REQUIRED TASK: Copy the lines below word for word, leaving out the pictures.

STORED DATA:
┌──

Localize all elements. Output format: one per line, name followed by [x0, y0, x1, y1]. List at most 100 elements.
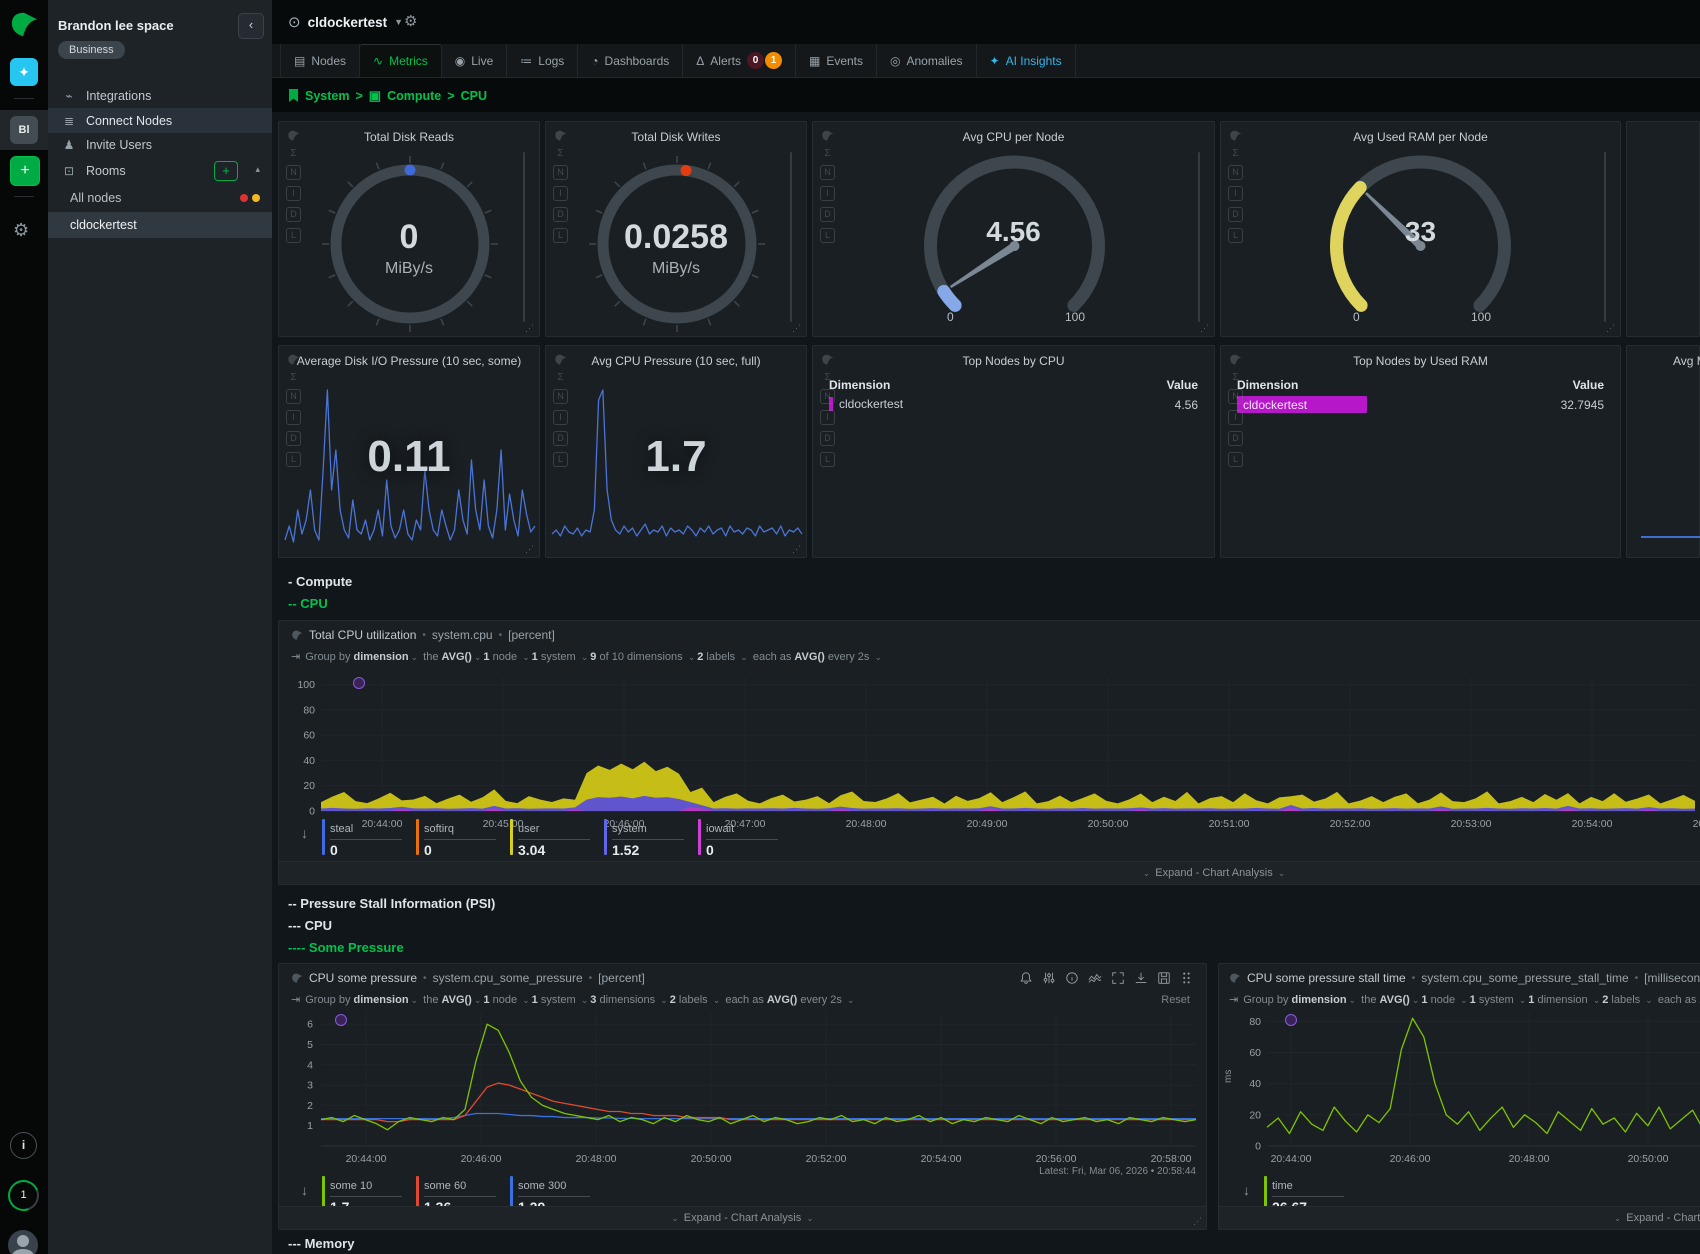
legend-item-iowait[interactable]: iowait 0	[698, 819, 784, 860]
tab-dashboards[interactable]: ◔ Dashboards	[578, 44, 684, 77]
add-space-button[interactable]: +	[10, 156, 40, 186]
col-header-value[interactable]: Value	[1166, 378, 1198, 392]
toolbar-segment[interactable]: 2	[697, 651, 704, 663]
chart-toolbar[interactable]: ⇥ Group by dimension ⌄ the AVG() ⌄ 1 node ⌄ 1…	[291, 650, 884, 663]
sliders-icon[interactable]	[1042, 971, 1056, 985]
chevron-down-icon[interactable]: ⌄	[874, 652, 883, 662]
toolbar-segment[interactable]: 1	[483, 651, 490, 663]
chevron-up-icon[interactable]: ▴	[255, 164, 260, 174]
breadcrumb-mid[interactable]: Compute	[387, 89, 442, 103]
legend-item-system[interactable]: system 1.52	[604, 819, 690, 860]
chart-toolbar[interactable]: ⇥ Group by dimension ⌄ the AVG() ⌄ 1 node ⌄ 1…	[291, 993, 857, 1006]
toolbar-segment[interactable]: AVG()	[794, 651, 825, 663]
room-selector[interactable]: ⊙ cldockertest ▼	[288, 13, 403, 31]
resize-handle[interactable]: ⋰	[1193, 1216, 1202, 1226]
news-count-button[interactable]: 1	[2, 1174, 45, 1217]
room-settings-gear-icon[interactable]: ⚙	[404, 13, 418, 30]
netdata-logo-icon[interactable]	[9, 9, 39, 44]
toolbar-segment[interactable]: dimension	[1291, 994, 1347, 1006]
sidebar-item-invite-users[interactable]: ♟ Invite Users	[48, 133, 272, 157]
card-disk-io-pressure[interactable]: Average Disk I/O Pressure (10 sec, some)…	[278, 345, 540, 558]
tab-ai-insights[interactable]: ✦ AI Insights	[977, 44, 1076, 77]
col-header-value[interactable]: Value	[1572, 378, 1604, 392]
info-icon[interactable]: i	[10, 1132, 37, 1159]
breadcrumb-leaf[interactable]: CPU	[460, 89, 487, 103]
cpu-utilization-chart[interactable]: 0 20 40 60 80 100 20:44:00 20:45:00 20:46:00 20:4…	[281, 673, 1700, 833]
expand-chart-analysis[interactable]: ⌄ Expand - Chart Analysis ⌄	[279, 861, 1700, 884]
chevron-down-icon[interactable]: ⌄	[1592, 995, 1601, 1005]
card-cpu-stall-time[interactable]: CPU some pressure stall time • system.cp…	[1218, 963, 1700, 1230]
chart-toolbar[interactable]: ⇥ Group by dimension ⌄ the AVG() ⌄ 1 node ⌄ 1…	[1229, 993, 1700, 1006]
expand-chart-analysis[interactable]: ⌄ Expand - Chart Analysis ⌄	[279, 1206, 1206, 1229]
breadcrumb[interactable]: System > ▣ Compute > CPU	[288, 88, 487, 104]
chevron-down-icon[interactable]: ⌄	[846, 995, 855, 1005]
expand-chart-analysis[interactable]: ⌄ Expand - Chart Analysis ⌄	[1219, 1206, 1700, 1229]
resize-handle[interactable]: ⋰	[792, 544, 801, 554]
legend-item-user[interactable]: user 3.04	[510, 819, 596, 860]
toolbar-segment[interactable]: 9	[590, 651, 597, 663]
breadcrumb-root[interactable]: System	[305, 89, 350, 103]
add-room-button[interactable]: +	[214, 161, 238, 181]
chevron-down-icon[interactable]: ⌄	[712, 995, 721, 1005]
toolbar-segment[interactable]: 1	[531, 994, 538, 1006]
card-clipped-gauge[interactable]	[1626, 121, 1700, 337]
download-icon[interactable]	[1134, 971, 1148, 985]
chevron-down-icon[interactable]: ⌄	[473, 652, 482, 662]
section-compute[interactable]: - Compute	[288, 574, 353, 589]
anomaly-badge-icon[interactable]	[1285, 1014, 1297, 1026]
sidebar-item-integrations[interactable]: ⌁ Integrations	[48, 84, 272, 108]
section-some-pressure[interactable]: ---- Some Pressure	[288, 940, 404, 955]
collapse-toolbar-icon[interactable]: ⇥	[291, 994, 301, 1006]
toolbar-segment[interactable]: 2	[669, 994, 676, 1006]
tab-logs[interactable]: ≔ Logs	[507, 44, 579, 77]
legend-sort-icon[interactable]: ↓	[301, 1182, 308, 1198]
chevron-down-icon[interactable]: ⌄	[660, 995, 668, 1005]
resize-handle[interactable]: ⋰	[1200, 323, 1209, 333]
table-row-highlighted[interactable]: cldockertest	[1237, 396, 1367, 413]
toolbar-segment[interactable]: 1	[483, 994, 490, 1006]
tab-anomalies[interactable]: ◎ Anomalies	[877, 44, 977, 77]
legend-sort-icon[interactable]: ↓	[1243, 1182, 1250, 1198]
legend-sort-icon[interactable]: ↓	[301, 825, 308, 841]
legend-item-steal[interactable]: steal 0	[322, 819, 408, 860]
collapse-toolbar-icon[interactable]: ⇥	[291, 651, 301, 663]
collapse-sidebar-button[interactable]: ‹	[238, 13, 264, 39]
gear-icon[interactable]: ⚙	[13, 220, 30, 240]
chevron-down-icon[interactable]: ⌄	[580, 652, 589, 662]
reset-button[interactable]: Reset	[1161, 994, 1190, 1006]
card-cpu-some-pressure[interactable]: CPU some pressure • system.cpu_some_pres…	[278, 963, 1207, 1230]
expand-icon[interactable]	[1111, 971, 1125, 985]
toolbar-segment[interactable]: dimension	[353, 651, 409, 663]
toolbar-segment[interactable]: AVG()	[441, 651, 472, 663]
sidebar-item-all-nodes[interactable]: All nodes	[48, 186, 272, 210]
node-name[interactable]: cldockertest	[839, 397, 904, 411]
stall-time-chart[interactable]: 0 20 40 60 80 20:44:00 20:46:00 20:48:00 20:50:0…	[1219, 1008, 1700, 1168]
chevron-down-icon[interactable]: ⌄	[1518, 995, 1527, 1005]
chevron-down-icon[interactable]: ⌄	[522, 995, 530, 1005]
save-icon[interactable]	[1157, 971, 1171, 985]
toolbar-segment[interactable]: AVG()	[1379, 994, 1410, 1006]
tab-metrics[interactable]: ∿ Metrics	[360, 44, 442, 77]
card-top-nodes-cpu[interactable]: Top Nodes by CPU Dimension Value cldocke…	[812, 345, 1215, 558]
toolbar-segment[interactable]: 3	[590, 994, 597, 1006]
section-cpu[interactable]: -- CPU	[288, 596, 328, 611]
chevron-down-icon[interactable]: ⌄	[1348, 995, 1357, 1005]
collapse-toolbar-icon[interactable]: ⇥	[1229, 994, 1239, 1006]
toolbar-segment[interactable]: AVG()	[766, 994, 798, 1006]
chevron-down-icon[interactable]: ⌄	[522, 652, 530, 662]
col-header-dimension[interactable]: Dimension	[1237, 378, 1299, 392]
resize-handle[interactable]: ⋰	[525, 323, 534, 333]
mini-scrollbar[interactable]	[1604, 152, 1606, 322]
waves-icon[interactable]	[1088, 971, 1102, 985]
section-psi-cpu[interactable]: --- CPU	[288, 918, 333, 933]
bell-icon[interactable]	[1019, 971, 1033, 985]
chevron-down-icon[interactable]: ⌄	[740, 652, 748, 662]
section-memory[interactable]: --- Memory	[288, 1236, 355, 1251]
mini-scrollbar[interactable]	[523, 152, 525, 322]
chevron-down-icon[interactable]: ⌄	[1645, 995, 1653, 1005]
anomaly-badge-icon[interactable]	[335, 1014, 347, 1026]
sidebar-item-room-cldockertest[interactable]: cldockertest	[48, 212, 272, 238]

└──

EXERCISE RESULT:
Localize all elements. Output format: one per line, name followed by [x0, y0, x1, y1]. List at most 100 elements.
legend-item-iowait[interactable]: iowait 0	[698, 819, 784, 860]
tab-dashboards[interactable]: ◔ Dashboards	[578, 44, 684, 77]
add-space-button[interactable]: +	[10, 156, 40, 186]
col-header-value[interactable]: Value	[1166, 378, 1198, 392]
toolbar-segment[interactable]: 2	[697, 651, 704, 663]
chart-toolbar[interactable]: ⇥ Group by dimension ⌄ the AVG() ⌄ 1 node ⌄ 1…	[291, 650, 884, 663]
sliders-icon[interactable]	[1042, 971, 1056, 985]
chevron-down-icon[interactable]: ⌄	[874, 652, 883, 662]
toolbar-segment[interactable]: 1	[483, 651, 490, 663]
chevron-up-icon[interactable]: ▴	[255, 164, 260, 174]
breadcrumb-mid[interactable]: Compute	[387, 89, 442, 103]
legend-item-system[interactable]: system 1.52	[604, 819, 690, 860]
chart-toolbar[interactable]: ⇥ Group by dimension ⌄ the AVG() ⌄ 1 node ⌄ 1…	[291, 993, 857, 1006]
toolbar-segment[interactable]: AVG()	[794, 651, 825, 663]
room-selector[interactable]: ⊙ cldockertest ▼	[288, 13, 403, 31]
resize-handle[interactable]: ⋰	[1193, 1216, 1202, 1226]
news-count-button[interactable]: 1	[2, 1174, 45, 1217]
room-settings-gear-icon[interactable]: ⚙	[404, 13, 418, 30]
netdata-logo-icon[interactable]	[9, 9, 39, 44]
toolbar-segment[interactable]: dimension	[1291, 994, 1347, 1006]
sidebar-item-invite-users[interactable]: ♟ Invite Users	[48, 133, 272, 157]
card-disk-io-pressure[interactable]: Average Disk I/O Pressure (10 sec, some)…	[278, 345, 540, 558]
tab-ai-insights[interactable]: ✦ AI Insights	[977, 44, 1076, 77]
col-header-value[interactable]: Value	[1572, 378, 1604, 392]
info-icon[interactable]: i	[10, 1132, 37, 1159]
breadcrumb-leaf[interactable]: CPU	[460, 89, 487, 103]
cpu-utilization-chart[interactable]: 0 20 40 60 80 100 20:44:00 20:45:00 20:46:00 20:4…	[281, 673, 1700, 833]
expand-chart-analysis[interactable]: ⌄ Expand - Chart Analysis ⌄	[279, 861, 1700, 884]
chevron-down-icon[interactable]: ⌄	[1592, 995, 1601, 1005]
card-cpu-stall-time[interactable]: CPU some pressure stall time • system.cp…	[1218, 963, 1700, 1230]
chart-toolbar[interactable]: ⇥ Group by dimension ⌄ the AVG() ⌄ 1 node ⌄ 1…	[1229, 993, 1700, 1006]
expand-chart-analysis[interactable]: ⌄ Expand - Chart Analysis ⌄	[279, 1206, 1206, 1229]
breadcrumb[interactable]: System > ▣ Compute > CPU	[288, 88, 487, 104]
chevron-down-icon[interactable]: ⌄	[846, 995, 855, 1005]
expand-chart-analysis[interactable]: ⌄ Expand - Chart Analysis ⌄	[1219, 1206, 1700, 1229]
resize-handle[interactable]: ⋰	[792, 544, 801, 554]
legend-item-user[interactable]: user 3.04	[510, 819, 596, 860]
toolbar-segment[interactable]: 9	[590, 651, 597, 663]
breadcrumb-root[interactable]: System	[305, 89, 350, 103]
add-room-button[interactable]: +	[214, 161, 238, 181]
chevron-down-icon[interactable]: ⌄	[712, 995, 721, 1005]
toolbar-segment[interactable]: 1	[531, 994, 538, 1006]
card-clipped-gauge[interactable]	[1626, 121, 1700, 337]
download-icon[interactable]	[1134, 971, 1148, 985]
chevron-down-icon[interactable]: ⌄	[473, 652, 482, 662]
section-compute[interactable]: - Compute	[288, 574, 353, 589]
anomaly-badge-icon[interactable]	[1285, 1014, 1297, 1026]
sidebar-item-integrations[interactable]: ⌁ Integrations	[48, 84, 272, 108]
section-some-pressure[interactable]: ---- Some Pressure	[288, 940, 404, 955]
collapse-toolbar-icon[interactable]: ⇥	[291, 994, 301, 1006]
toolbar-segment[interactable]: 2	[669, 994, 676, 1006]
tab-logs[interactable]: ≔ Logs	[507, 44, 579, 77]
legend-sort-icon[interactable]: ↓	[301, 1182, 308, 1198]
chevron-down-icon[interactable]: ⌄	[660, 995, 668, 1005]
resize-handle[interactable]: ⋰	[1200, 323, 1209, 333]
table-row-highlighted[interactable]: cldockertest	[1237, 396, 1367, 413]
toolbar-segment[interactable]: 1	[483, 994, 490, 1006]
tab-anomalies[interactable]: ◎ Anomalies	[877, 44, 977, 77]
legend-sort-icon[interactable]: ↓	[1243, 1182, 1250, 1198]
legend-sort-icon[interactable]: ↓	[301, 825, 308, 841]
legend-item-steal[interactable]: steal 0	[322, 819, 408, 860]
collapse-toolbar-icon[interactable]: ⇥	[291, 651, 301, 663]
collapse-sidebar-button[interactable]: ‹	[238, 13, 264, 39]
gear-icon[interactable]: ⚙	[13, 220, 30, 240]
chevron-down-icon[interactable]: ⌄	[580, 652, 589, 662]
reset-button[interactable]: Reset	[1161, 994, 1190, 1006]
card-cpu-some-pressure[interactable]: CPU some pressure • system.cpu_some_pres…	[278, 963, 1207, 1230]
expand-icon[interactable]	[1111, 971, 1125, 985]
toolbar-segment[interactable]: dimension	[353, 651, 409, 663]
toolbar-segment[interactable]: AVG()	[441, 651, 472, 663]
sidebar-item-all-nodes[interactable]: All nodes	[48, 186, 272, 210]
node-name[interactable]: cldockertest	[839, 397, 904, 411]
stall-time-chart[interactable]: 0 20 40 60 80 20:44:00 20:46:00 20:48:00 20:50:0…	[1219, 1008, 1700, 1168]
chevron-down-icon[interactable]: ⌄	[1518, 995, 1527, 1005]
chevron-down-icon[interactable]: ⌄	[522, 995, 530, 1005]
save-icon[interactable]	[1157, 971, 1171, 985]
toolbar-segment[interactable]: AVG()	[1379, 994, 1410, 1006]
tab-metrics[interactable]: ∿ Metrics	[360, 44, 442, 77]
card-top-nodes-cpu[interactable]: Top Nodes by CPU Dimension Value cldocke…	[812, 345, 1215, 558]
toolbar-segment[interactable]: 3	[590, 994, 597, 1006]
section-cpu[interactable]: -- CPU	[288, 596, 328, 611]
chevron-down-icon[interactable]: ⌄	[1348, 995, 1357, 1005]
collapse-toolbar-icon[interactable]: ⇥	[1229, 994, 1239, 1006]
toolbar-segment[interactable]: AVG()	[766, 994, 798, 1006]
chevron-down-icon[interactable]: ⌄	[522, 652, 530, 662]
col-header-dimension[interactable]: Dimension	[1237, 378, 1299, 392]
resize-handle[interactable]: ⋰	[525, 323, 534, 333]
mini-scrollbar[interactable]	[1604, 152, 1606, 322]
waves-icon[interactable]	[1088, 971, 1102, 985]
section-psi-cpu[interactable]: --- CPU	[288, 918, 333, 933]
bell-icon[interactable]	[1019, 971, 1033, 985]
chevron-down-icon[interactable]: ⌄	[740, 652, 748, 662]
section-memory[interactable]: --- Memory	[288, 1236, 355, 1251]
mini-scrollbar[interactable]	[523, 152, 525, 322]
chevron-down-icon[interactable]: ⌄	[1645, 995, 1653, 1005]
anomaly-badge-icon[interactable]	[335, 1014, 347, 1026]
sidebar-item-room-cldockertest[interactable]: cldockertest	[48, 212, 272, 238]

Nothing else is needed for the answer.